## Material for this task
--*--

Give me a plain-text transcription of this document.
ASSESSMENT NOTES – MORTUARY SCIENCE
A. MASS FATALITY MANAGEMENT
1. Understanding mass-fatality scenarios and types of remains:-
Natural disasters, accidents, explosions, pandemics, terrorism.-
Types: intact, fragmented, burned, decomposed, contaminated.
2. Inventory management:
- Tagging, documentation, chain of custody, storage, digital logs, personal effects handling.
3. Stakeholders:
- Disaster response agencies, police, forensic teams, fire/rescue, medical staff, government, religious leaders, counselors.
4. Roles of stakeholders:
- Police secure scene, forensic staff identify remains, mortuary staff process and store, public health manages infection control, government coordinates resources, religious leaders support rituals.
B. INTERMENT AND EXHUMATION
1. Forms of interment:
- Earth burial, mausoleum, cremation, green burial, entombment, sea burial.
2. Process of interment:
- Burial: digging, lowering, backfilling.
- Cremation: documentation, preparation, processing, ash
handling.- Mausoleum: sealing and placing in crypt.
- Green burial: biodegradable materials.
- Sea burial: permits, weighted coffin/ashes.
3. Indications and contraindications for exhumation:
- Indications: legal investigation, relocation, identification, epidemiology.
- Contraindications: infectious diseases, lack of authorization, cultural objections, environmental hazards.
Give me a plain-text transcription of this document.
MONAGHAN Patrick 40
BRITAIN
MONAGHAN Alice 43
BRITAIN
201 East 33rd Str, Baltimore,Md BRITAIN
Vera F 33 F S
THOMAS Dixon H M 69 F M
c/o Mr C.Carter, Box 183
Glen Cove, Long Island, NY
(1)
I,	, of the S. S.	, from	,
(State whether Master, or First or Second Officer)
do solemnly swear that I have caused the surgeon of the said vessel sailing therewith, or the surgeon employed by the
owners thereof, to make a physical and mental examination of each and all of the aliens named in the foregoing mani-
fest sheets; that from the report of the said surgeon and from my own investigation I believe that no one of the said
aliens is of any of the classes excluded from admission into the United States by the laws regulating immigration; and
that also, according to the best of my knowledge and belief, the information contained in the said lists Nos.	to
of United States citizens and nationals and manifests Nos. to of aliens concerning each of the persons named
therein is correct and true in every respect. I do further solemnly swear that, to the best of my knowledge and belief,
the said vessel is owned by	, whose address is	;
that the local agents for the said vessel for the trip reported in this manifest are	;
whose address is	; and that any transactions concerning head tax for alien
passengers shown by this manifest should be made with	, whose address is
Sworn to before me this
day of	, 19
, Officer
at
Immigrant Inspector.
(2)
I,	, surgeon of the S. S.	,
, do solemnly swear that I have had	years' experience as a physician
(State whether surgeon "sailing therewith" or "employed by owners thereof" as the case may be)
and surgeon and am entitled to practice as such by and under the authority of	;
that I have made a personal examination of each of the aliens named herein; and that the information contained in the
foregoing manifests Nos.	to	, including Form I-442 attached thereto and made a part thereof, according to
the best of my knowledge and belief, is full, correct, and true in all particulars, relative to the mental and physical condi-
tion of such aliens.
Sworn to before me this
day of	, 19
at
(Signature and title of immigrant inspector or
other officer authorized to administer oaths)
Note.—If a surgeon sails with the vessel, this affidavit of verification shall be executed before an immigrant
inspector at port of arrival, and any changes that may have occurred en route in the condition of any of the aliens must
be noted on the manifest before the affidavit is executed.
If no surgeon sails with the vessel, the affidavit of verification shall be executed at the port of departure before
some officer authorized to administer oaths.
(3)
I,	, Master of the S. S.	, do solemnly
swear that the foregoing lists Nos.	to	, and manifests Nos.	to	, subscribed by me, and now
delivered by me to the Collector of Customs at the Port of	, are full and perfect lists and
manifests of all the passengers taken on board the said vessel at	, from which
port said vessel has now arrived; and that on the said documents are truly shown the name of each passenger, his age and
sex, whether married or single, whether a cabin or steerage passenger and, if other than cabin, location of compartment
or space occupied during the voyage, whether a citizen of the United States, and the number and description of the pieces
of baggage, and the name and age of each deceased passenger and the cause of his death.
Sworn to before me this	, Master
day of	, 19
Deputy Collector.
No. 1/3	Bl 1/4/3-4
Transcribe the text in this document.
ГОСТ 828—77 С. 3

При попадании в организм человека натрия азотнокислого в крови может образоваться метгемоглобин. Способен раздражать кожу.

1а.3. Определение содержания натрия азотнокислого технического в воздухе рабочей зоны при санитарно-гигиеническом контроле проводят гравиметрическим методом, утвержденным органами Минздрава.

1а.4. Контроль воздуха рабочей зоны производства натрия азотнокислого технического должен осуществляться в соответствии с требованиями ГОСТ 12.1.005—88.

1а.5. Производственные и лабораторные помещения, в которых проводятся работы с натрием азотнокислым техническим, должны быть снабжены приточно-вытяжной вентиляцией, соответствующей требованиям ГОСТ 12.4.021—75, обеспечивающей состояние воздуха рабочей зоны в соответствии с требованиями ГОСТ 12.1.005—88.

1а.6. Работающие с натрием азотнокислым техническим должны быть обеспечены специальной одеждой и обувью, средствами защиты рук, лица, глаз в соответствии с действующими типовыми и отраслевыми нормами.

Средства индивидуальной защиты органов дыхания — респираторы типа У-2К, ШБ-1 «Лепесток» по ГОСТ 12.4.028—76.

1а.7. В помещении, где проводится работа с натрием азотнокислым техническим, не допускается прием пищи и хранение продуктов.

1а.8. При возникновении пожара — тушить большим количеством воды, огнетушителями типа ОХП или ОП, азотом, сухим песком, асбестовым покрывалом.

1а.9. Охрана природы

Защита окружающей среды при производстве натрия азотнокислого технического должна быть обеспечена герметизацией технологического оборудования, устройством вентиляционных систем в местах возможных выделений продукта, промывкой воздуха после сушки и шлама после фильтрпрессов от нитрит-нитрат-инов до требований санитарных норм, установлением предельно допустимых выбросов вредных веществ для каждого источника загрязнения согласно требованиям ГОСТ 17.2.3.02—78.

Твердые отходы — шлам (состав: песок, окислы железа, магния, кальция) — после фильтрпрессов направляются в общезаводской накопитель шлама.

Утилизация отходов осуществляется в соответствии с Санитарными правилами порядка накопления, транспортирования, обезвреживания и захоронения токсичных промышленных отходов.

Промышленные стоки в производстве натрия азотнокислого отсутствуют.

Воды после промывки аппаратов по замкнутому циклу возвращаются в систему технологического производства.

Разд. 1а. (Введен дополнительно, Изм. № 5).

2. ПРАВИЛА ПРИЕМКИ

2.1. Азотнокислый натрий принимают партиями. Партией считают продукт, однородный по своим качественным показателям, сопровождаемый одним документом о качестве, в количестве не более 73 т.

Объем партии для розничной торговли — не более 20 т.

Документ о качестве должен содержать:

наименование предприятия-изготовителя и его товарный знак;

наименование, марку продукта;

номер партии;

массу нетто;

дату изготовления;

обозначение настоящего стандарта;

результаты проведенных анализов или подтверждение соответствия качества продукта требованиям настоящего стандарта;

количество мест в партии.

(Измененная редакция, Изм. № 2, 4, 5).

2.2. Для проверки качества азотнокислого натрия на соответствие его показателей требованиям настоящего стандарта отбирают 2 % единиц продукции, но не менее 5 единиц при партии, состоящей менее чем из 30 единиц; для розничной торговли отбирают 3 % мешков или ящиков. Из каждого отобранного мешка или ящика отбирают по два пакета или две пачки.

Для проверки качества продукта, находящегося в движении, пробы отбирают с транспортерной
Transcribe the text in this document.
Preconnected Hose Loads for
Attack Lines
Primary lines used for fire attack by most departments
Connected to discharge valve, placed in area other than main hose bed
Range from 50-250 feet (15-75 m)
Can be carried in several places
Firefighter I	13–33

--*--

## Your objective
For the listing above, give the number of lines in which the string "documentation" occurs, and nothing else.

## Full output
2